#### [DIRECTIVE]
Pull out every line below containing the word "SEIS".

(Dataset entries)
....

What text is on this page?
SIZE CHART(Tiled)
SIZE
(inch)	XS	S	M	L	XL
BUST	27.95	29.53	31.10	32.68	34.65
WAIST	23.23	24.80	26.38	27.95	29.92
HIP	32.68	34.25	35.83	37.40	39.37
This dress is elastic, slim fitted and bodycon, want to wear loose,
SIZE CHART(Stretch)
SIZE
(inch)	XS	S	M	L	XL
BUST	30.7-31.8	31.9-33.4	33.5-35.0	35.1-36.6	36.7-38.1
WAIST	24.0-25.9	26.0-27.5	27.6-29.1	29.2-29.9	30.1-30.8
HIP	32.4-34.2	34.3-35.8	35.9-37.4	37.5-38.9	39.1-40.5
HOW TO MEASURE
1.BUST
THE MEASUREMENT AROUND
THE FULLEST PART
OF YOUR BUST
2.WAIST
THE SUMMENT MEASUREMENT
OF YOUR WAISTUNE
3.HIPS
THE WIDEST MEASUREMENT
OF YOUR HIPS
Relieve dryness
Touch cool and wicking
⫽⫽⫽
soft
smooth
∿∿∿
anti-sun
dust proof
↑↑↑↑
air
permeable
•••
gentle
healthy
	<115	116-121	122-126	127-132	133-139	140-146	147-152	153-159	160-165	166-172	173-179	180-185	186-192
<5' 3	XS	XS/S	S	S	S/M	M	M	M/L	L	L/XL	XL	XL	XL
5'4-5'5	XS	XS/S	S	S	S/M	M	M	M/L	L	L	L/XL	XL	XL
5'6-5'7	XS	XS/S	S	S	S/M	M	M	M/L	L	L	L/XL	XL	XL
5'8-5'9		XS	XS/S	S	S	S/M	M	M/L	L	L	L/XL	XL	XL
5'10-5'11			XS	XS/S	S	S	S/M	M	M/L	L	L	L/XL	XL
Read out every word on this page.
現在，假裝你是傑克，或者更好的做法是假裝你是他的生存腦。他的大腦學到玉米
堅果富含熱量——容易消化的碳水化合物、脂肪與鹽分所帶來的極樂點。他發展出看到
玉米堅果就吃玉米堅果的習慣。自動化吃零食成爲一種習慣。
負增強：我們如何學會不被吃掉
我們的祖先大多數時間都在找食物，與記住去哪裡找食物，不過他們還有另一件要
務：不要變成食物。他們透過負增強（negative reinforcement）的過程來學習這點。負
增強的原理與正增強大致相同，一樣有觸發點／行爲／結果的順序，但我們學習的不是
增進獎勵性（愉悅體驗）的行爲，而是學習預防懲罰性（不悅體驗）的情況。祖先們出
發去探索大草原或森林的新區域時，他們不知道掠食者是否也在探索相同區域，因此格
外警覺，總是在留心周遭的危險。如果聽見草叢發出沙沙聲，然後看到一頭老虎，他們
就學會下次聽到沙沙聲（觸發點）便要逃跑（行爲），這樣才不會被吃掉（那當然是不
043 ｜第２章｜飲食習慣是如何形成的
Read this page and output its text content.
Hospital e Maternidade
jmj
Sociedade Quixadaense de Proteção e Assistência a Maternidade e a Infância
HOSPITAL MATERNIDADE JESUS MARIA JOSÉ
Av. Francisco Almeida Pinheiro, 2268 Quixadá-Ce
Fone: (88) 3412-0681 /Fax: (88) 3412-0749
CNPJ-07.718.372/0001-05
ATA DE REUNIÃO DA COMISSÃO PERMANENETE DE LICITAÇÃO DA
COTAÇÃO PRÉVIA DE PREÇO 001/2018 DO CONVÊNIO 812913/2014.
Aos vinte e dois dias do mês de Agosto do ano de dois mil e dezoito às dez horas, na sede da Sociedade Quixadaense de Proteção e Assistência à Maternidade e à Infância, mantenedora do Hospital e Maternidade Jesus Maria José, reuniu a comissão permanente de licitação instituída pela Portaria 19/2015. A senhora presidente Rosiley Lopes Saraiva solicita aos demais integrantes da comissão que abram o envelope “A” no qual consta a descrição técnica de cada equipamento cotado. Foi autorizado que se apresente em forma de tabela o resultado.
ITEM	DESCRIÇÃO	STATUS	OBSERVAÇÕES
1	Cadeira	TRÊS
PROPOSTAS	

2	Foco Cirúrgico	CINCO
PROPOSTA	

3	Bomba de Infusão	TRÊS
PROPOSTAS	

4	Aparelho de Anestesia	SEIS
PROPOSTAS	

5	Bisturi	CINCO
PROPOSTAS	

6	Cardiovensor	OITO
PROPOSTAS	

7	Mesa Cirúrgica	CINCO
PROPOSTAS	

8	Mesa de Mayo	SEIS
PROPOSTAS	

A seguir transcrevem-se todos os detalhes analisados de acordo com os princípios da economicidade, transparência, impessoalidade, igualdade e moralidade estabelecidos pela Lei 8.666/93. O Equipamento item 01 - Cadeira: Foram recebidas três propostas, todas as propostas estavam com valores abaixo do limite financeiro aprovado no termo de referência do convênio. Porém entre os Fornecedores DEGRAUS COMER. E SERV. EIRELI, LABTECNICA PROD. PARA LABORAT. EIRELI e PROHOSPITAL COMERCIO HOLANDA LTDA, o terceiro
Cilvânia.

....

#### [RESPONSE TO THE EXERCISE]
4	Aparelho de Anestesia	SEIS
8	Mesa de Mayo	SEIS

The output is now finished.